(Stored items)
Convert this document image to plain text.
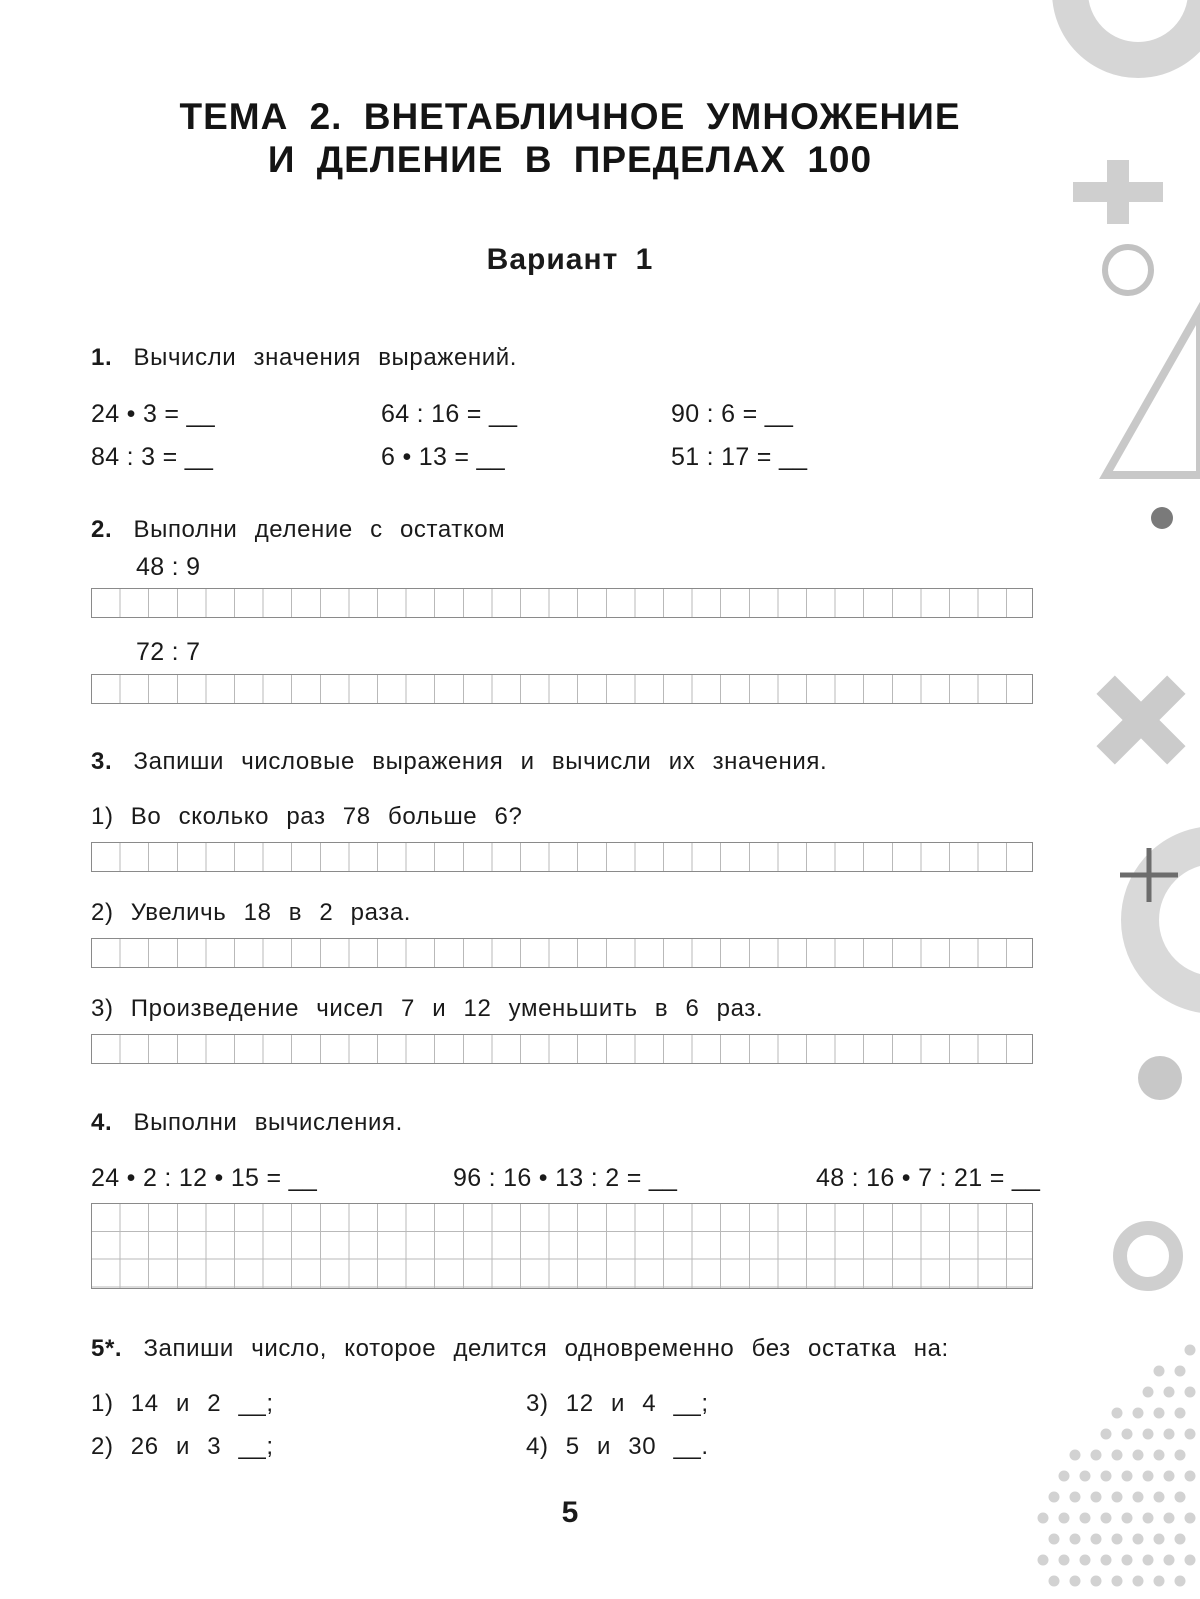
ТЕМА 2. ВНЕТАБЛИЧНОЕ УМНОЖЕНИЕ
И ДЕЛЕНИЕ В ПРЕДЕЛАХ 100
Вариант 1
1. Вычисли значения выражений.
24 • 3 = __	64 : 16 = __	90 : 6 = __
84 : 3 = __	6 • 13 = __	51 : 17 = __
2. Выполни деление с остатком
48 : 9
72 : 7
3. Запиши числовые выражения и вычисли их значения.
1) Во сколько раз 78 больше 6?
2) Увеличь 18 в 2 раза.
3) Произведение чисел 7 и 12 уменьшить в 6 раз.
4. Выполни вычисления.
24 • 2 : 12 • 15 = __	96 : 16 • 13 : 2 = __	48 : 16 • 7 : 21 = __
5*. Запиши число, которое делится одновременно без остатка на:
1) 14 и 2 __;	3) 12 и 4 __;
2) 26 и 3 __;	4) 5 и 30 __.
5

## SHORT TASK
Strip out the images, then output the records above word for word.

## THE RESULT
Convert this document image to plain text.
ТЕМА 2. ВНЕТАБЛИЧНОЕ УМНОЖЕНИЕ
И ДЕЛЕНИЕ В ПРЕДЕЛАХ 100
Вариант 1
1. Вычисли значения выражений.
24 • 3 = __	64 : 16 = __	90 : 6 = __
84 : 3 = __	6 • 13 = __	51 : 17 = __
2. Выполни деление с остатком
48 : 9
72 : 7
3. Запиши числовые выражения и вычисли их значения.
1) Во сколько раз 78 больше 6?
2) Увеличь 18 в 2 раза.
3) Произведение чисел 7 и 12 уменьшить в 6 раз.
4. Выполни вычисления.
24 • 2 : 12 • 15 = __	96 : 16 • 13 : 2 = __	48 : 16 • 7 : 21 = __
5*. Запиши число, которое делится одновременно без остатка на:
1) 14 и 2 __;	3) 12 и 4 __;
2) 26 и 3 __;	4) 5 и 30 __.
5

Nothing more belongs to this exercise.